Record extracts START
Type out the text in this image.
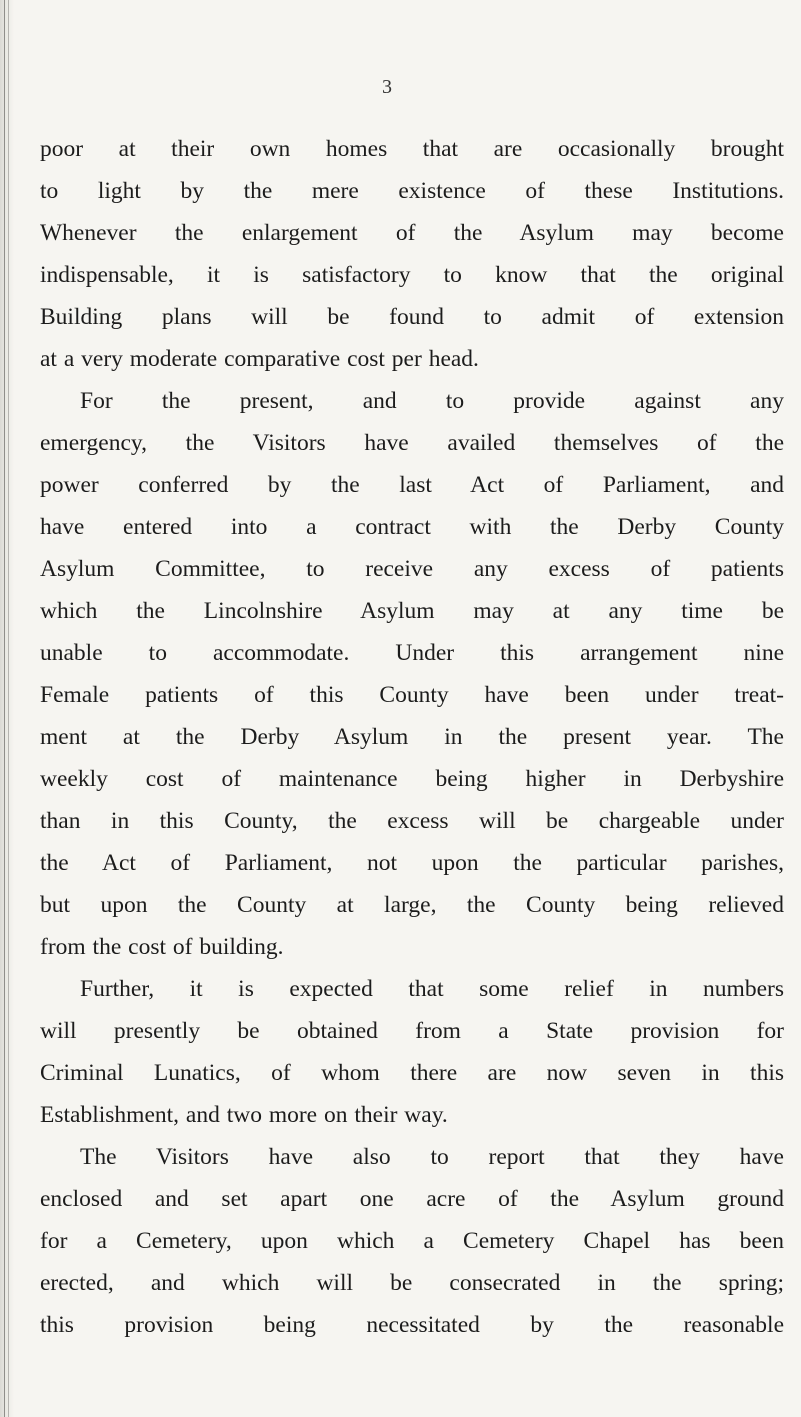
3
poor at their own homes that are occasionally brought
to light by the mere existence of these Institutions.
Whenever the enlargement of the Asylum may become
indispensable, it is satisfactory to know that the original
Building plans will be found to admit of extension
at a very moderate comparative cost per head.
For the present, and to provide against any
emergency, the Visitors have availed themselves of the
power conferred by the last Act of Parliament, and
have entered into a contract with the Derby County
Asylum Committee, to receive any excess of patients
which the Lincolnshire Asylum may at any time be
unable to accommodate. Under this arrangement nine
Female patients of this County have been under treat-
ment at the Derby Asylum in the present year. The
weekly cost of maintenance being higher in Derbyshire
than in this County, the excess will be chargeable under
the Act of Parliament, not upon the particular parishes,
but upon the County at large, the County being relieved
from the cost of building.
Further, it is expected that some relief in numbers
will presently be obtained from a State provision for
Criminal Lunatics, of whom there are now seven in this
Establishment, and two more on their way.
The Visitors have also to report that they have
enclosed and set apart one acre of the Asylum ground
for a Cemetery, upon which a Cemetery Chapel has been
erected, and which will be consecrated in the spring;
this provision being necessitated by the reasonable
Record extracts END
Record extracts START
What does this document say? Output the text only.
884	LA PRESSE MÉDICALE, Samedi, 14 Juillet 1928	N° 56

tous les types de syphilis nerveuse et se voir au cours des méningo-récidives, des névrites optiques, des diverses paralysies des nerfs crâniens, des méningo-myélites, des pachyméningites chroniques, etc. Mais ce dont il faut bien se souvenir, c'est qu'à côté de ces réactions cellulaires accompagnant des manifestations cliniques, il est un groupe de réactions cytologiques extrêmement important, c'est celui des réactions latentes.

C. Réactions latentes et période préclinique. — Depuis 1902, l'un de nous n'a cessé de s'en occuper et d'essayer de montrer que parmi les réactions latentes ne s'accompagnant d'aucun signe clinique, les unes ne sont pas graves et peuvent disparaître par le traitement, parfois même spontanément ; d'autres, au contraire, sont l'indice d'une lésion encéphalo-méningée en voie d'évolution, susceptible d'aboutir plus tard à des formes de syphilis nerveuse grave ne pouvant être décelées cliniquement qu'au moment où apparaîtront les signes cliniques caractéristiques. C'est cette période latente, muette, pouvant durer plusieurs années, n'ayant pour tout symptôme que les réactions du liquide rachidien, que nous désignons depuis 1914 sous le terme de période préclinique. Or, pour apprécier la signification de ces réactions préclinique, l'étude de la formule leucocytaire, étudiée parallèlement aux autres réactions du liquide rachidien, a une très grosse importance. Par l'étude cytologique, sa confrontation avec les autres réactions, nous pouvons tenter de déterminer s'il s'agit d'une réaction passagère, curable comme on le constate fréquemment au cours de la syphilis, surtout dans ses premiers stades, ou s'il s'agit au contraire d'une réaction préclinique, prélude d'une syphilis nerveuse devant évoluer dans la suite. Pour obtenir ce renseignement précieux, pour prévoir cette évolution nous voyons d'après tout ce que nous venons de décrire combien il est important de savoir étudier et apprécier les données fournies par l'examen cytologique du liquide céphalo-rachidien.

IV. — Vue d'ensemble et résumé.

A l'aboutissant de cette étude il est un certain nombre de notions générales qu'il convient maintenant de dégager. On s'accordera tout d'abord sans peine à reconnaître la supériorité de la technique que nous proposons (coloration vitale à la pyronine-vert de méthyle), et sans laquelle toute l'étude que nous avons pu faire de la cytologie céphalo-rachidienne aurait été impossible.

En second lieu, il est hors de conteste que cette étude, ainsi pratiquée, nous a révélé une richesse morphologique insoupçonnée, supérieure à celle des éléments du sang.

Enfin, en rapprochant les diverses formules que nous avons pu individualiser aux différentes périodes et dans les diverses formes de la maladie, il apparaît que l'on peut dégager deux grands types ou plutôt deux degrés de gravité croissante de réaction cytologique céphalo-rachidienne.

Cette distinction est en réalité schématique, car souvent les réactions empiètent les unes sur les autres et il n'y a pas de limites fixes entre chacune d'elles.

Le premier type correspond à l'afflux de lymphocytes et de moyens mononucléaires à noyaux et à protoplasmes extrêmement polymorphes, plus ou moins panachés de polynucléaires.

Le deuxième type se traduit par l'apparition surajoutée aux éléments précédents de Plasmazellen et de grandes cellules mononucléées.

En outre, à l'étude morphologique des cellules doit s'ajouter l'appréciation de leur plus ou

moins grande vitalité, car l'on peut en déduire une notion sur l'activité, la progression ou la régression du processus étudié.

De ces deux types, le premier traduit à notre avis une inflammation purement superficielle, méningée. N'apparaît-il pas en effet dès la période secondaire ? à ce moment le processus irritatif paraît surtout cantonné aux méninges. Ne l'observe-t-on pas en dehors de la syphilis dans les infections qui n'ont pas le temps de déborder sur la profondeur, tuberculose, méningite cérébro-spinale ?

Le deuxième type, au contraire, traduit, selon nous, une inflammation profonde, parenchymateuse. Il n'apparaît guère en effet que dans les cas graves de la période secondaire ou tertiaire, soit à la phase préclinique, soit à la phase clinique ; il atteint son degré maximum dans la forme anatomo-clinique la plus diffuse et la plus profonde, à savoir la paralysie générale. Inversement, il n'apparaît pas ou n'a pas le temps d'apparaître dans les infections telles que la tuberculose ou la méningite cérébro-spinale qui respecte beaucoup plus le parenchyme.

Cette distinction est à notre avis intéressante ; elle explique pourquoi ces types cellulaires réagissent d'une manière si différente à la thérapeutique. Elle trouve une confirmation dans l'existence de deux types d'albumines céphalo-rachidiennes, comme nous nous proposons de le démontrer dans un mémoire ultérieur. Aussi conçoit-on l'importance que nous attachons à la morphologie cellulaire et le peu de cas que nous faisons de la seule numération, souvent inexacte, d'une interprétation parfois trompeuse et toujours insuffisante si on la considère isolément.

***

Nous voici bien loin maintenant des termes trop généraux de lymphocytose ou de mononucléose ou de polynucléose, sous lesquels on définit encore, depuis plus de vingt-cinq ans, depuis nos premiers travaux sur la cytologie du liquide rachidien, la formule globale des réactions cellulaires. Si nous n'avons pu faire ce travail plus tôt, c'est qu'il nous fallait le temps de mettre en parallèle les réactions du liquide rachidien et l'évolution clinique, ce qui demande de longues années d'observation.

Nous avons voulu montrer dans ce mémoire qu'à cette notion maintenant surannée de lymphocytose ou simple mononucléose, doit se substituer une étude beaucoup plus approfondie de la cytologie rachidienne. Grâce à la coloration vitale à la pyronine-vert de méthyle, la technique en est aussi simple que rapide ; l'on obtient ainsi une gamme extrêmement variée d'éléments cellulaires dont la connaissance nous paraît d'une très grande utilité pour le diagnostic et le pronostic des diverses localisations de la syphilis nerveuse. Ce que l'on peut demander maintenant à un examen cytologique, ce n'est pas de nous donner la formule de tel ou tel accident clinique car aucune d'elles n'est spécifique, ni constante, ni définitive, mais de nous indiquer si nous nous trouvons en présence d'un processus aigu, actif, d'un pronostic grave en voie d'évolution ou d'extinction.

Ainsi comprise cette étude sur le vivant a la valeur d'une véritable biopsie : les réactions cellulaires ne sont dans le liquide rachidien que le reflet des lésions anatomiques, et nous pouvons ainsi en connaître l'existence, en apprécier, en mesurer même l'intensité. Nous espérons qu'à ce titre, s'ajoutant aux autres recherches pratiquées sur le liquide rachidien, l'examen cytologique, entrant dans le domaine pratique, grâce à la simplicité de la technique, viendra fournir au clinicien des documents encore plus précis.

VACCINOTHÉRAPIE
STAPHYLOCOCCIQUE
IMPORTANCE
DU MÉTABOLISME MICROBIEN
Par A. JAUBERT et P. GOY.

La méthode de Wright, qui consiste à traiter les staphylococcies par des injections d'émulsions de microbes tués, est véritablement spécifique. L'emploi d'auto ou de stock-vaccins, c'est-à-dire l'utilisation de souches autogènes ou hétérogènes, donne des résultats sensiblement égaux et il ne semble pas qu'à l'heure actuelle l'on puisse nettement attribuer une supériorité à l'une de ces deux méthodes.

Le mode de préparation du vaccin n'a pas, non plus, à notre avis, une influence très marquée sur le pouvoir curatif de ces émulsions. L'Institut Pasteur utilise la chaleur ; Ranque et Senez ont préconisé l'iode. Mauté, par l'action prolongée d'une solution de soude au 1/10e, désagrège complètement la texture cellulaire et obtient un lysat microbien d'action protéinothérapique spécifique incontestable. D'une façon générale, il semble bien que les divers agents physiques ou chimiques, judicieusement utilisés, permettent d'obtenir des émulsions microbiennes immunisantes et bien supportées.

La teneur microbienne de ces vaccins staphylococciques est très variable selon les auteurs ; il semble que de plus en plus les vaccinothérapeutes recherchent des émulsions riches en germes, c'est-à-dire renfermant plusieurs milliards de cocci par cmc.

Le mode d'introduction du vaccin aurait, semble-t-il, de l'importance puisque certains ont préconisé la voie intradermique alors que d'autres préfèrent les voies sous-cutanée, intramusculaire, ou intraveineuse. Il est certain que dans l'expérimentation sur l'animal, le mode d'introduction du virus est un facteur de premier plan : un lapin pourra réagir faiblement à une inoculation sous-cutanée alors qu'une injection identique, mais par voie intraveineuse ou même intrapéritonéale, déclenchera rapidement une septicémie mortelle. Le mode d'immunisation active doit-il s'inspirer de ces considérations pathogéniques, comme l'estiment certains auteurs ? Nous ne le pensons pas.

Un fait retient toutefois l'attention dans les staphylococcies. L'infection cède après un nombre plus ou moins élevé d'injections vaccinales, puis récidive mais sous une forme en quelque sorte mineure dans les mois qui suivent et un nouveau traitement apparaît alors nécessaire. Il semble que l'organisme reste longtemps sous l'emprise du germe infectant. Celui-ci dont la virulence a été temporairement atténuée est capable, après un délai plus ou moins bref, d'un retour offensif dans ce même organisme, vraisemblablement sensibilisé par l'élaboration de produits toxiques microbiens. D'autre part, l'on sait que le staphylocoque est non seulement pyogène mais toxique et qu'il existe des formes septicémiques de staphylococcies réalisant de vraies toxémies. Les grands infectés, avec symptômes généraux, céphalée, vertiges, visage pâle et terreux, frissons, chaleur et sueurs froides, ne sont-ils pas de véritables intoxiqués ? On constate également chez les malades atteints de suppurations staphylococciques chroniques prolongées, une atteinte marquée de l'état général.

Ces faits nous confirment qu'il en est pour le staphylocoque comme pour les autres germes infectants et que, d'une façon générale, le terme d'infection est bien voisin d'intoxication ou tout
Record extracts END
▶ [What you will do]:
Search the data above for the word "cost", then gather each line in which it appears.

▶ [Written response]:
at a very moderate comparative cost per head.
weekly cost of maintenance being higher in Derbyshire
from the cost of building.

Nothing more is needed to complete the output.